### What is asked
Identify the lines that contain the word "object", then copy them.

Extracted records:
--
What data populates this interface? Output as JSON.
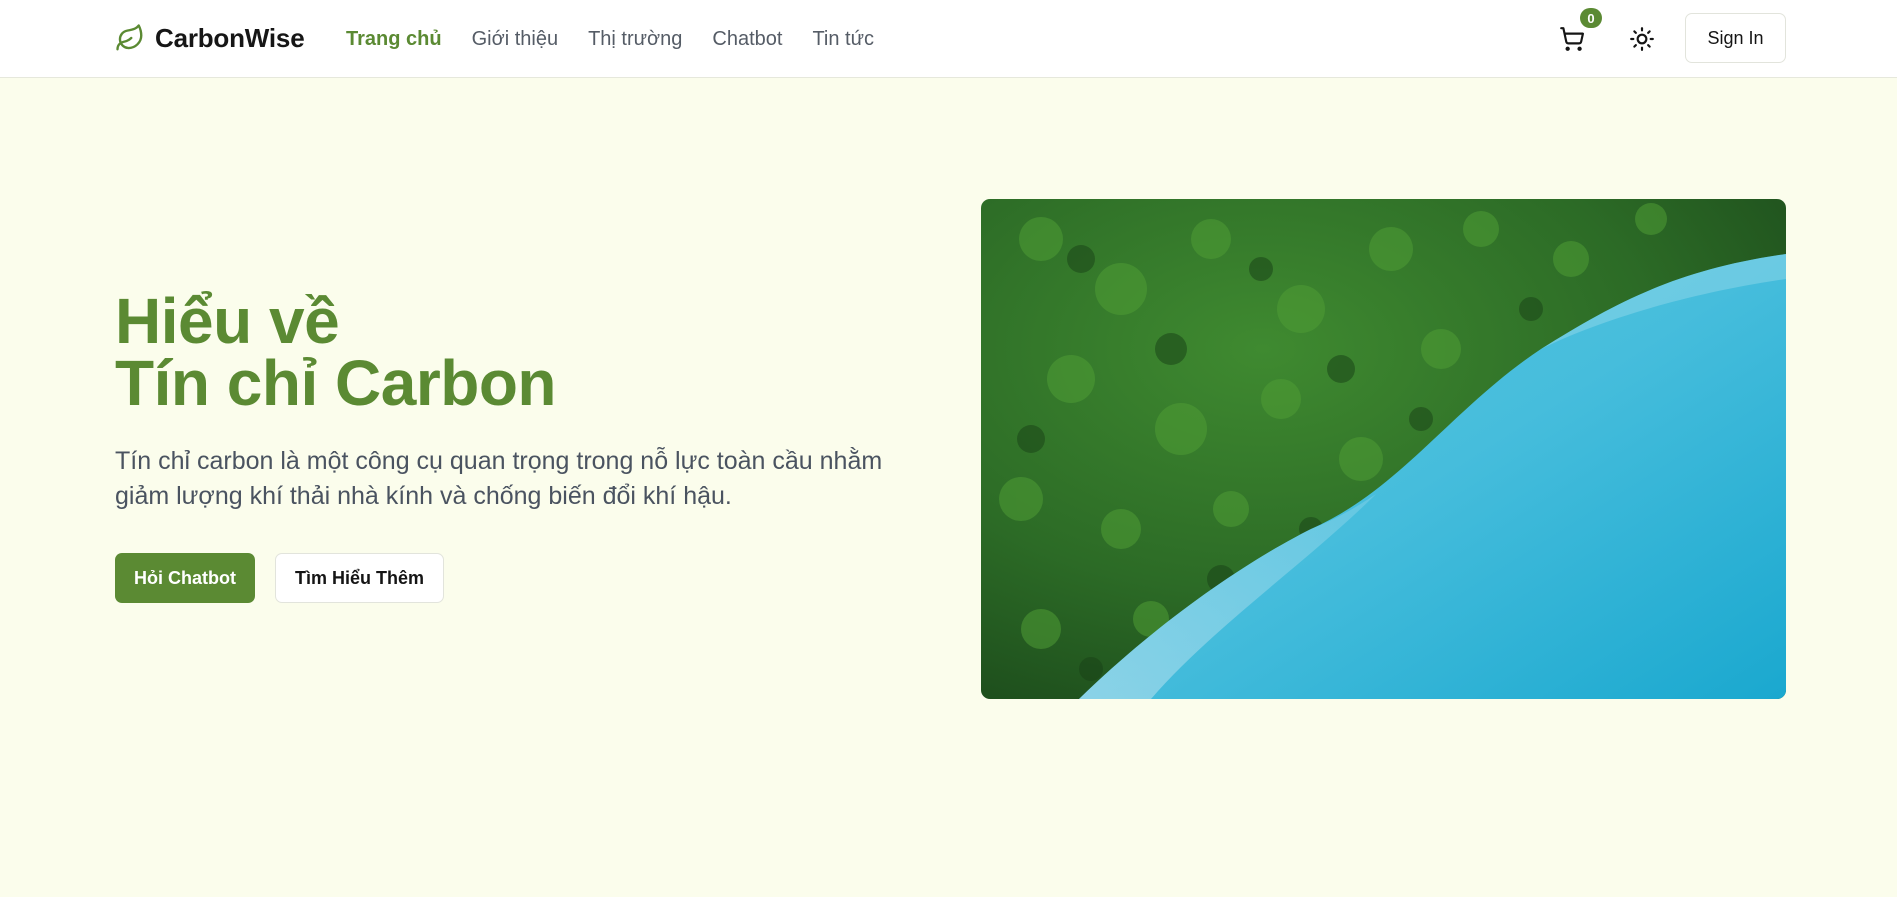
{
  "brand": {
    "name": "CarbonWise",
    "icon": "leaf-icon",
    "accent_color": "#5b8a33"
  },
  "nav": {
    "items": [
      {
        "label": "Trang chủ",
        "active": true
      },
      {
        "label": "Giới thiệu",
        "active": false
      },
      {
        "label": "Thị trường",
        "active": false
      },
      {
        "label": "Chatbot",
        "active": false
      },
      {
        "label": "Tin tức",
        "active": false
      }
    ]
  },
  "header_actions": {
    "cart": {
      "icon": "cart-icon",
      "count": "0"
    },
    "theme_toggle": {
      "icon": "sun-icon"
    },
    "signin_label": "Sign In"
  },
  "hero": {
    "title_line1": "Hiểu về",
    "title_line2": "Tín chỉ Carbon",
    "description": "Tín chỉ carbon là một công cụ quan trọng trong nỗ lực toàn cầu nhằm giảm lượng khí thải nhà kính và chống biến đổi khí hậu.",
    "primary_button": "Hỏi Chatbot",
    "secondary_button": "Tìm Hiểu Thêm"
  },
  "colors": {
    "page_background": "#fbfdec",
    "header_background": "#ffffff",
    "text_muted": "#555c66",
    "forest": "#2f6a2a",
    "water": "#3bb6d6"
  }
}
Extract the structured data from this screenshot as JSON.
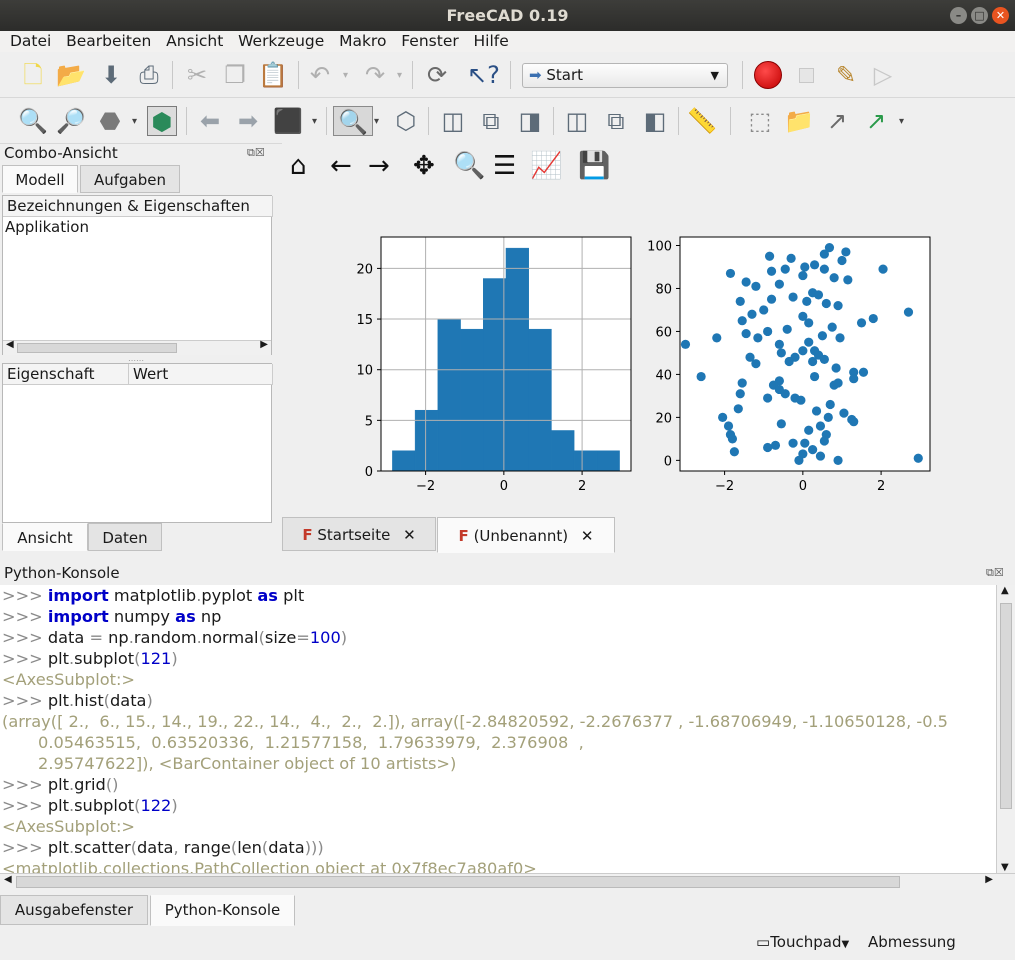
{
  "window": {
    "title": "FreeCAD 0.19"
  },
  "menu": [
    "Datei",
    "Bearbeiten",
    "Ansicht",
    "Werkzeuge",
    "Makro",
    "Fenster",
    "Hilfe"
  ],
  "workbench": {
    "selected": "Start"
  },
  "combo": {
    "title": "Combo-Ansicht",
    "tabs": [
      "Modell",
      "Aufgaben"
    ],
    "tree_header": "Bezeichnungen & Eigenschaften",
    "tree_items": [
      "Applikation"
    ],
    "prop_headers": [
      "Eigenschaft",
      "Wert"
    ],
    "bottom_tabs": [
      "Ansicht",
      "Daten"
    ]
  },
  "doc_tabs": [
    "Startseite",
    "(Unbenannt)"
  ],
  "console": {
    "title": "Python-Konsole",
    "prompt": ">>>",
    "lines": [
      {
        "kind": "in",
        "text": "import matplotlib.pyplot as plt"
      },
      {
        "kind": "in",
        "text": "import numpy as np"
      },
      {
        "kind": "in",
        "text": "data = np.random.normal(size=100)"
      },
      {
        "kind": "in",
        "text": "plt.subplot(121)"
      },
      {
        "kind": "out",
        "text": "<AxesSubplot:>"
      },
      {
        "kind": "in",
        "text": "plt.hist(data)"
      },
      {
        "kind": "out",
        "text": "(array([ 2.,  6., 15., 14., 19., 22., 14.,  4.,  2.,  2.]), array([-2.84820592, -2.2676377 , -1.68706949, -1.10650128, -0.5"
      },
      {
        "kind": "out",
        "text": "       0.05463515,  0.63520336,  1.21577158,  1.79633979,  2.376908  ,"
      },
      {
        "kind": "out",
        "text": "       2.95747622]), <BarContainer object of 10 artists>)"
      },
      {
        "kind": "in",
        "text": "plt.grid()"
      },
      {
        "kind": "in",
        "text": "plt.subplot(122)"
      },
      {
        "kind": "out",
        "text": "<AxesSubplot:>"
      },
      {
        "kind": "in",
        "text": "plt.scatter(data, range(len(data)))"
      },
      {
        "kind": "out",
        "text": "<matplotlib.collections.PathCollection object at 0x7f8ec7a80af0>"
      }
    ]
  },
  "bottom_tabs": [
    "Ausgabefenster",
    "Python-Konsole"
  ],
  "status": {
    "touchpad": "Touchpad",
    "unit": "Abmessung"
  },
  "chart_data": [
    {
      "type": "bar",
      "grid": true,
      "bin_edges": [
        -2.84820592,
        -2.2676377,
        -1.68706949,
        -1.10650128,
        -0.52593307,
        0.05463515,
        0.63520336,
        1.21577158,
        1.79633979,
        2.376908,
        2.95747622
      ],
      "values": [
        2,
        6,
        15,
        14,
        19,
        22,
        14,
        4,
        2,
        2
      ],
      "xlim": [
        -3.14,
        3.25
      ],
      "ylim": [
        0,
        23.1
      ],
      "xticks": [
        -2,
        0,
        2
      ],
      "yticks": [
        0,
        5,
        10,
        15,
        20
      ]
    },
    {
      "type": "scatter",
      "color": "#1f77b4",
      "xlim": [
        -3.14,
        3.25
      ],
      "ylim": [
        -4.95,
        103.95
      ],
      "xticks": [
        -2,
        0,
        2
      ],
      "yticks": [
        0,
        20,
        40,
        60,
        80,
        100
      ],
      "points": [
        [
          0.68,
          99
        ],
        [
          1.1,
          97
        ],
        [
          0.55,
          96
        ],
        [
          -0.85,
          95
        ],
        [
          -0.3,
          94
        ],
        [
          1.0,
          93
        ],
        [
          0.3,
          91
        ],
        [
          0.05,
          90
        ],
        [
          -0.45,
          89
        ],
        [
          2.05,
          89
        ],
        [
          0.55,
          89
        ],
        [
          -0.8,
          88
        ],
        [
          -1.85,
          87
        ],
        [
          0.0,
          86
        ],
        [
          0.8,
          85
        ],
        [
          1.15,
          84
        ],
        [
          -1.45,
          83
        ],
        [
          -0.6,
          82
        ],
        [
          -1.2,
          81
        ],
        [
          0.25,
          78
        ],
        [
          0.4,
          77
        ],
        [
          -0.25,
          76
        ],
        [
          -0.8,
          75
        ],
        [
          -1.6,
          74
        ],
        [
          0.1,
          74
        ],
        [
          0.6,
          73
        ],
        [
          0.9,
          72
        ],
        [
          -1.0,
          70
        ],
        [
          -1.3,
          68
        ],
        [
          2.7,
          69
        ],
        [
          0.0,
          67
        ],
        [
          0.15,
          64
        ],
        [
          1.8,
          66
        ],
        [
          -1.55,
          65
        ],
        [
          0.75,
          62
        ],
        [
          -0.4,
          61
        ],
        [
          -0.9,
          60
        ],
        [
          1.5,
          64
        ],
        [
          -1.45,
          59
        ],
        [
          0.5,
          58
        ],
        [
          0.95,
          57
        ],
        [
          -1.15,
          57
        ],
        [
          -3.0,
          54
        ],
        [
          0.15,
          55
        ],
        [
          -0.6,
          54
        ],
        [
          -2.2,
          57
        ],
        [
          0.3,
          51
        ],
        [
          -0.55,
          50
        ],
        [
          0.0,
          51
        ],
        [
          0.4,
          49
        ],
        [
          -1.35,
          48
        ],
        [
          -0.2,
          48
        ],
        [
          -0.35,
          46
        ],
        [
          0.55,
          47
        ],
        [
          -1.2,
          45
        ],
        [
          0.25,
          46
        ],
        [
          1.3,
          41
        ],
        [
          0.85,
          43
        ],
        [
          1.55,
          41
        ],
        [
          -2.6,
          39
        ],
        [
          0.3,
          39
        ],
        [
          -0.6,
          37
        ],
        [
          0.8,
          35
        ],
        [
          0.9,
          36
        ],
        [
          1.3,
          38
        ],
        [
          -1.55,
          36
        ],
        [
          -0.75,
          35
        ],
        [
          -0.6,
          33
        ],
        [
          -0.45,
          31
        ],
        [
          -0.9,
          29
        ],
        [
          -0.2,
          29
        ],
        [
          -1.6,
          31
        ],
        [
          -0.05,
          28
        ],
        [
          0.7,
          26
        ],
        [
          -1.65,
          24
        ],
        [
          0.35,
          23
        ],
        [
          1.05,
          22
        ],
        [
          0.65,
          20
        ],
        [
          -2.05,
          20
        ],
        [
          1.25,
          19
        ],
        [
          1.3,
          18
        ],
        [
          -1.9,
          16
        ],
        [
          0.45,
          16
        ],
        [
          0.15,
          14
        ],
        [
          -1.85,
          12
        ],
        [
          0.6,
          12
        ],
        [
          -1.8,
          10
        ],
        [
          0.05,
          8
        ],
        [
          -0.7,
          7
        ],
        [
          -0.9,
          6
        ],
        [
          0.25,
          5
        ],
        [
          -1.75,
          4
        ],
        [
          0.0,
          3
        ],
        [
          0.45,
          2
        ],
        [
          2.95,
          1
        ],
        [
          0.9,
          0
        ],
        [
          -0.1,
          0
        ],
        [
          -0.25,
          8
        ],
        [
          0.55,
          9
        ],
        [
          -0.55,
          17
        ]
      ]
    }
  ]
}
--
### Solution to this task
        "text": "       2.95747622]), <BarContainer object of 10 artists>)"
        "text": "<matplotlib.collections.PathCollection object at 0x7f8ec7a80af0>"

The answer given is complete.